**REQUIRED TASK A**
Reproduce the part of the passage on series tickets and the panel discussion starting at "Series tickets may" and ending at "by Sean Nelson!", with no changes.

**SELECTED PASSAGE**
· · ·

Series tickets may be purchased online, at the Ticketing Desk at the Seattle Art Museum or the Asian Art Museum, or over the phone with a credit card by calling the SAM Customer Service Center at 206.654.3210.

  • Don't miss our post-screening panel discussion with Maxine Nelson, Albert Sbragia and Erin Schlumpf, moderated by Sean Nelson!

Panelist Bios

Sean Nelson worked at The Stranger on and off between 1996 and 2006. His job titles included: Associate Editor, Arts Editor, Film Editor, Copy Editor, Web Editor, Slog Editor, and Associate Editor Emeritus. He has contributed extensively to every section of the paper. His writing, if you can call it that, has also appeared in/on The Los Angeles Times, Entertainment Weekly, MSN, Alternative Press, The Seattle Times, Seattle Weekly, The Portland Mercury, DIW, and Heeb Magazine. His book about Joni Mitchell’s Court and Spark was published by Continuum Books, as part of the 33&1/3 series. He has also had essays in Da Capo Press’s Best Music Writing anthologies, in 2008 and 2010. Regrettably, Nelson is also a musician. He has recorded and performed with Harvey Danger, Death Cab for Cutie, The Decemberists, Robyn Hitchcock, the Minus 5, The Long Winters, and many others. Nelson also works on independent movies, taught a songwriting class for UW extension, and hosted a show on KEXP for several years.

· · ·

**WORKING DATA**

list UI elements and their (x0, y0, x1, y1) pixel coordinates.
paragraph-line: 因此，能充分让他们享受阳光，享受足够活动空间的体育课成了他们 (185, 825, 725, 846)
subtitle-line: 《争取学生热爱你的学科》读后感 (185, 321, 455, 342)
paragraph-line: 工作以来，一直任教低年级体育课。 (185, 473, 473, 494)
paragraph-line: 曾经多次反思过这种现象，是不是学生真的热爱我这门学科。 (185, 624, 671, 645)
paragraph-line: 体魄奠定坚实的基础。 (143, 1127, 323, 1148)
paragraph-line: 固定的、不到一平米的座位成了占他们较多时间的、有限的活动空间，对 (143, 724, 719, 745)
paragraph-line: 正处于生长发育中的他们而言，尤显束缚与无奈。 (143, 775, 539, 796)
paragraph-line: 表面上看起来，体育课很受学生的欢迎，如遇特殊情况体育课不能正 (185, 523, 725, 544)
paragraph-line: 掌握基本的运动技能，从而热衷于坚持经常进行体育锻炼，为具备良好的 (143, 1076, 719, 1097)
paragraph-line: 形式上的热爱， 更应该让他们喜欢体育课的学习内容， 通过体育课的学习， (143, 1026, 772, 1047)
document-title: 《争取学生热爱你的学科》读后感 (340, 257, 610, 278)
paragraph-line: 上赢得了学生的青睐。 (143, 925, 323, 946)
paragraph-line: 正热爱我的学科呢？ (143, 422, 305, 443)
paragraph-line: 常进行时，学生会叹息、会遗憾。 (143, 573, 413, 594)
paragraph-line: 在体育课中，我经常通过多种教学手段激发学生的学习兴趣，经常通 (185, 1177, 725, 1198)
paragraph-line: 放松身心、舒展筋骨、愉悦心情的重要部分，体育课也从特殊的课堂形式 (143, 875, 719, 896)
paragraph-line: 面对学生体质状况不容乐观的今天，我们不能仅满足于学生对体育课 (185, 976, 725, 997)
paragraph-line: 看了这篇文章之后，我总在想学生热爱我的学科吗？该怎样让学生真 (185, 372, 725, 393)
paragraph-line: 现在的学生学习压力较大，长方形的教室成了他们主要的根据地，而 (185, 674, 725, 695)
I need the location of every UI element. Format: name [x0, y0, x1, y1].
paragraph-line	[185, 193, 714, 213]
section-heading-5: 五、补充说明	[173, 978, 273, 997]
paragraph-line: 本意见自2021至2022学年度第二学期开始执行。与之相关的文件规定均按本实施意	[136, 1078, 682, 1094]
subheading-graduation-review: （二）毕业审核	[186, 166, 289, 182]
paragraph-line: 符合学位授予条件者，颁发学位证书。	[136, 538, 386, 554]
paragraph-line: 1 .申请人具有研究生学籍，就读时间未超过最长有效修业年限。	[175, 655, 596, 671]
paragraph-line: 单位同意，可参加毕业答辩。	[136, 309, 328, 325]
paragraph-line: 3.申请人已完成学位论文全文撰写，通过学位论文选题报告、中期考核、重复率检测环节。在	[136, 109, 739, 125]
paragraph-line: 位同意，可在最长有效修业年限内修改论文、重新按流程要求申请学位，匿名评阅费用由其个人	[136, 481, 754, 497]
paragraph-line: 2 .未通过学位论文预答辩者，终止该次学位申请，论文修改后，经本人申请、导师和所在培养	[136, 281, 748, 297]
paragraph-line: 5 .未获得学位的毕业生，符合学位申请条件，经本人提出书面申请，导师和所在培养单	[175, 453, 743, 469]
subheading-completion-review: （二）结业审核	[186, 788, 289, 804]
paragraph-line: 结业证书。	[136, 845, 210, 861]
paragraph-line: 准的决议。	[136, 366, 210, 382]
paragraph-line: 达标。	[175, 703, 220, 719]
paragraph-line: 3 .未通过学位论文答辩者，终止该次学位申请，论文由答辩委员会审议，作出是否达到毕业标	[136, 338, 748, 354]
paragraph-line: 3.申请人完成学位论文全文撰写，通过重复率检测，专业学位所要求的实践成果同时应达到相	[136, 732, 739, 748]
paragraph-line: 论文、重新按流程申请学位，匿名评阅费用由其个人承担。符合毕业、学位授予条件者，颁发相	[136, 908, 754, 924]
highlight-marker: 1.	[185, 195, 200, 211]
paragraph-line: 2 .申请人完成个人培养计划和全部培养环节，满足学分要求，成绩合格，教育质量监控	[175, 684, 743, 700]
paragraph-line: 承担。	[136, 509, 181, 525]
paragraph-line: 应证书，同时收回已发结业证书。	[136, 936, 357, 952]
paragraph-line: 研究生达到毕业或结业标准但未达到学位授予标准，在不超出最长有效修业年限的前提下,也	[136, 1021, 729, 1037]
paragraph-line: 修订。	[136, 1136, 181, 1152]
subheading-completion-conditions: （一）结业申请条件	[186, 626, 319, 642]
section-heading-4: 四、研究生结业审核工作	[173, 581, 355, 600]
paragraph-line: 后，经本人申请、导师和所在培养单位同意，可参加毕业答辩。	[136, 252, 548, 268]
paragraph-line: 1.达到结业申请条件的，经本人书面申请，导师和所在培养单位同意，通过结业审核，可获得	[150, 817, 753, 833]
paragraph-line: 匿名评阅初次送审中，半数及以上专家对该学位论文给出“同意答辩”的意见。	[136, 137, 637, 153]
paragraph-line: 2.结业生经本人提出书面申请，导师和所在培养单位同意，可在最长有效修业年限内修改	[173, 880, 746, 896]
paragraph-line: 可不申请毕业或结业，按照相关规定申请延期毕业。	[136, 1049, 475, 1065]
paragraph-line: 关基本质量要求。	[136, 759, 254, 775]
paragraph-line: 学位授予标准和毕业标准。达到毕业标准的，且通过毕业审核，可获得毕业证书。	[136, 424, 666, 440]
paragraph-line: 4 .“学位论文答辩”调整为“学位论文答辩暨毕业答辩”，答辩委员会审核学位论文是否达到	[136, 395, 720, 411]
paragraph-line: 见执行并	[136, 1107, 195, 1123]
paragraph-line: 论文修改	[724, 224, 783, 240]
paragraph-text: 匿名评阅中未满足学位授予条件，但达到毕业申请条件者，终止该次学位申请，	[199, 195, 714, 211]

· · ·

**REQUIRED TASK B**
Write out the lines of the records starting at their first line and ending at the line containing "paragraph-line: 常进行时，学生会叹息、会遗憾。 (143, 573, 413, 594)", with both of those lines included and every line unchanged.

**RESPONSE A**
Series tickets may be purchased online, at the Ticketing Desk at the Seattle Art Museum or the Asian Art Museum, or over the phone with a credit card by calling the SAM Customer Service Center at 206.654.3210.

  • Don't miss our post-screening panel discussion with Maxine Nelson, Albert Sbragia and Erin Schlumpf, moderated by Sean Nelson!

**RESPONSE B**
list UI elements and their (x0, y0, x1, y1) pixel coordinates.
paragraph-line: 因此，能充分让他们享受阳光，享受足够活动空间的体育课成了他们 (185, 825, 725, 846)
subtitle-line: 《争取学生热爱你的学科》读后感 (185, 321, 455, 342)
paragraph-line: 工作以来，一直任教低年级体育课。 (185, 473, 473, 494)
paragraph-line: 曾经多次反思过这种现象，是不是学生真的热爱我这门学科。 (185, 624, 671, 645)
paragraph-line: 体魄奠定坚实的基础。 (143, 1127, 323, 1148)
paragraph-line: 固定的、不到一平米的座位成了占他们较多时间的、有限的活动空间，对 (143, 724, 719, 745)
paragraph-line: 正处于生长发育中的他们而言，尤显束缚与无奈。 (143, 775, 539, 796)
paragraph-line: 表面上看起来，体育课很受学生的欢迎，如遇特殊情况体育课不能正 (185, 523, 725, 544)
paragraph-line: 掌握基本的运动技能，从而热衷于坚持经常进行体育锻炼，为具备良好的 (143, 1076, 719, 1097)
paragraph-line: 形式上的热爱， 更应该让他们喜欢体育课的学习内容， 通过体育课的学习， (143, 1026, 772, 1047)
document-title: 《争取学生热爱你的学科》读后感 (340, 257, 610, 278)
paragraph-line: 上赢得了学生的青睐。 (143, 925, 323, 946)
paragraph-line: 正热爱我的学科呢？ (143, 422, 305, 443)
paragraph-line: 常进行时，学生会叹息、会遗憾。 (143, 573, 413, 594)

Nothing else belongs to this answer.